╭─ DATA

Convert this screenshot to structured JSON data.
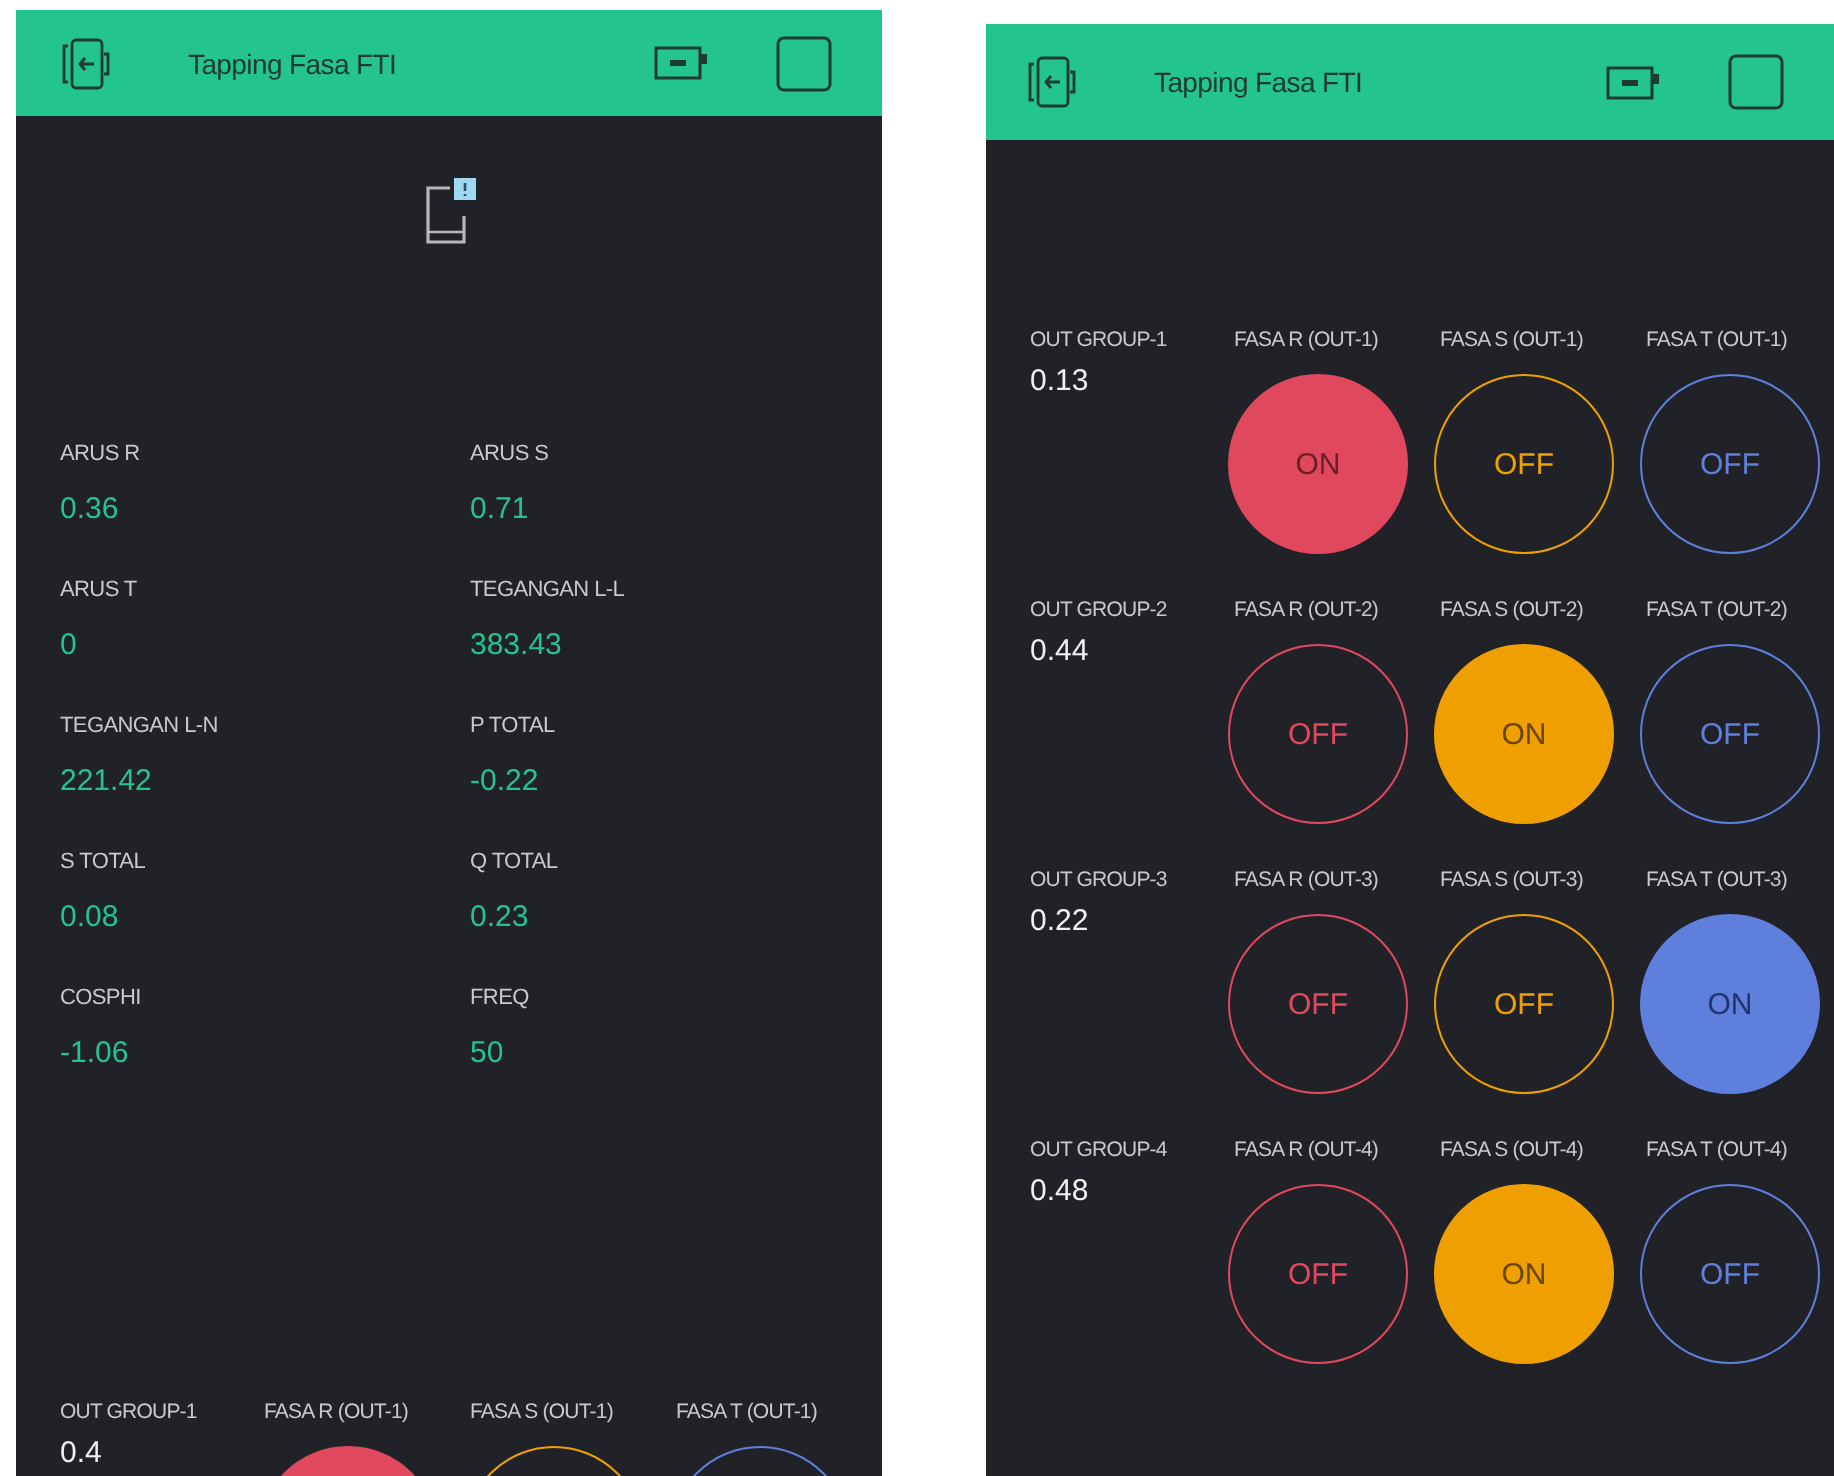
{
  "screens": [
    {
      "title": "Tapping Fasa FTI",
      "notice": true,
      "metrics": [
        {
          "label": "ARUS R",
          "value": "0.36"
        },
        {
          "label": "ARUS S",
          "value": "0.71"
        },
        {
          "label": "ARUS T",
          "value": "0"
        },
        {
          "label": "TEGANGAN L-L",
          "value": "383.43"
        },
        {
          "label": "TEGANGAN L-N",
          "value": "221.42"
        },
        {
          "label": "P TOTAL",
          "value": "-0.22"
        },
        {
          "label": "S TOTAL",
          "value": "0.08"
        },
        {
          "label": "Q TOTAL",
          "value": "0.23"
        },
        {
          "label": "COSPHI",
          "value": "-1.06"
        },
        {
          "label": "FREQ",
          "value": "50"
        }
      ],
      "groups": [
        {
          "label": "OUT GROUP-1",
          "value": "0.4",
          "switches": [
            {
              "label": "FASA R (OUT-1)",
              "color": "#e0485e",
              "on": true
            },
            {
              "label": "FASA S (OUT-1)",
              "color": "#efa000",
              "on": false
            },
            {
              "label": "FASA T (OUT-1)",
              "color": "#5f7fdc",
              "on": false
            }
          ]
        }
      ]
    },
    {
      "title": "Tapping Fasa FTI",
      "notice": false,
      "groups": [
        {
          "label": "OUT GROUP-1",
          "value": "0.13",
          "switches": [
            {
              "label": "FASA R (OUT-1)",
              "color": "#e0485e",
              "on": true,
              "text": "ON"
            },
            {
              "label": "FASA S (OUT-1)",
              "color": "#efa000",
              "on": false,
              "text": "OFF"
            },
            {
              "label": "FASA T (OUT-1)",
              "color": "#5f7fdc",
              "on": false,
              "text": "OFF"
            }
          ]
        },
        {
          "label": "OUT GROUP-2",
          "value": "0.44",
          "switches": [
            {
              "label": "FASA R (OUT-2)",
              "color": "#e0485e",
              "on": false,
              "text": "OFF"
            },
            {
              "label": "FASA S (OUT-2)",
              "color": "#efa000",
              "on": true,
              "text": "ON"
            },
            {
              "label": "FASA T (OUT-2)",
              "color": "#5f7fdc",
              "on": false,
              "text": "OFF"
            }
          ]
        },
        {
          "label": "OUT GROUP-3",
          "value": "0.22",
          "switches": [
            {
              "label": "FASA R (OUT-3)",
              "color": "#e0485e",
              "on": false,
              "text": "OFF"
            },
            {
              "label": "FASA S (OUT-3)",
              "color": "#efa000",
              "on": false,
              "text": "OFF"
            },
            {
              "label": "FASA T (OUT-3)",
              "color": "#5f7fdc",
              "on": true,
              "text": "ON"
            }
          ]
        },
        {
          "label": "OUT GROUP-4",
          "value": "0.48",
          "switches": [
            {
              "label": "FASA R (OUT-4)",
              "color": "#e0485e",
              "on": false,
              "text": "OFF"
            },
            {
              "label": "FASA S (OUT-4)",
              "color": "#efa000",
              "on": true,
              "text": "ON"
            },
            {
              "label": "FASA T (OUT-4)",
              "color": "#5f7fdc",
              "on": false,
              "text": "OFF"
            }
          ]
        }
      ]
    }
  ]
}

╰─

■ INSTRUCTIONS TO FOLLOW
Without the pictures, print the records in full, exactly as they appear.

■ RESPONSE FOR THIS EXERCISE
Convert this screenshot to structured JSON data.
{
  "screens": [
    {
      "title": "Tapping Fasa FTI",
      "notice": true,
      "metrics": [
        {
          "label": "ARUS R",
          "value": "0.36"
        },
        {
          "label": "ARUS S",
          "value": "0.71"
        },
        {
          "label": "ARUS T",
          "value": "0"
        },
        {
          "label": "TEGANGAN L-L",
          "value": "383.43"
        },
        {
          "label": "TEGANGAN L-N",
          "value": "221.42"
        },
        {
          "label": "P TOTAL",
          "value": "-0.22"
        },
        {
          "label": "S TOTAL",
          "value": "0.08"
        },
        {
          "label": "Q TOTAL",
          "value": "0.23"
        },
        {
          "label": "COSPHI",
          "value": "-1.06"
        },
        {
          "label": "FREQ",
          "value": "50"
        }
      ],
      "groups": [
        {
          "label": "OUT GROUP-1",
          "value": "0.4",
          "switches": [
            {
              "label": "FASA R (OUT-1)",
              "color": "#e0485e",
              "on": true
            },
            {
              "label": "FASA S (OUT-1)",
              "color": "#efa000",
              "on": false
            },
            {
              "label": "FASA T (OUT-1)",
              "color": "#5f7fdc",
              "on": false
            }
          ]
        }
      ]
    },
    {
      "title": "Tapping Fasa FTI",
      "notice": false,
      "groups": [
        {
          "label": "OUT GROUP-1",
          "value": "0.13",
          "switches": [
            {
              "label": "FASA R (OUT-1)",
              "color": "#e0485e",
              "on": true,
              "text": "ON"
            },
            {
              "label": "FASA S (OUT-1)",
              "color": "#efa000",
              "on": false,
              "text": "OFF"
            },
            {
              "label": "FASA T (OUT-1)",
              "color": "#5f7fdc",
              "on": false,
              "text": "OFF"
            }
          ]
        },
        {
          "label": "OUT GROUP-2",
          "value": "0.44",
          "switches": [
            {
              "label": "FASA R (OUT-2)",
              "color": "#e0485e",
              "on": false,
              "text": "OFF"
            },
            {
              "label": "FASA S (OUT-2)",
              "color": "#efa000",
              "on": true,
              "text": "ON"
            },
            {
              "label": "FASA T (OUT-2)",
              "color": "#5f7fdc",
              "on": false,
              "text": "OFF"
            }
          ]
        },
        {
          "label": "OUT GROUP-3",
          "value": "0.22",
          "switches": [
            {
              "label": "FASA R (OUT-3)",
              "color": "#e0485e",
              "on": false,
              "text": "OFF"
            },
            {
              "label": "FASA S (OUT-3)",
              "color": "#efa000",
              "on": false,
              "text": "OFF"
            },
            {
              "label": "FASA T (OUT-3)",
              "color": "#5f7fdc",
              "on": true,
              "text": "ON"
            }
          ]
        },
        {
          "label": "OUT GROUP-4",
          "value": "0.48",
          "switches": [
            {
              "label": "FASA R (OUT-4)",
              "color": "#e0485e",
              "on": false,
              "text": "OFF"
            },
            {
              "label": "FASA S (OUT-4)",
              "color": "#efa000",
              "on": true,
              "text": "ON"
            },
            {
              "label": "FASA T (OUT-4)",
              "color": "#5f7fdc",
              "on": false,
              "text": "OFF"
            }
          ]
        }
      ]
    }
  ]
}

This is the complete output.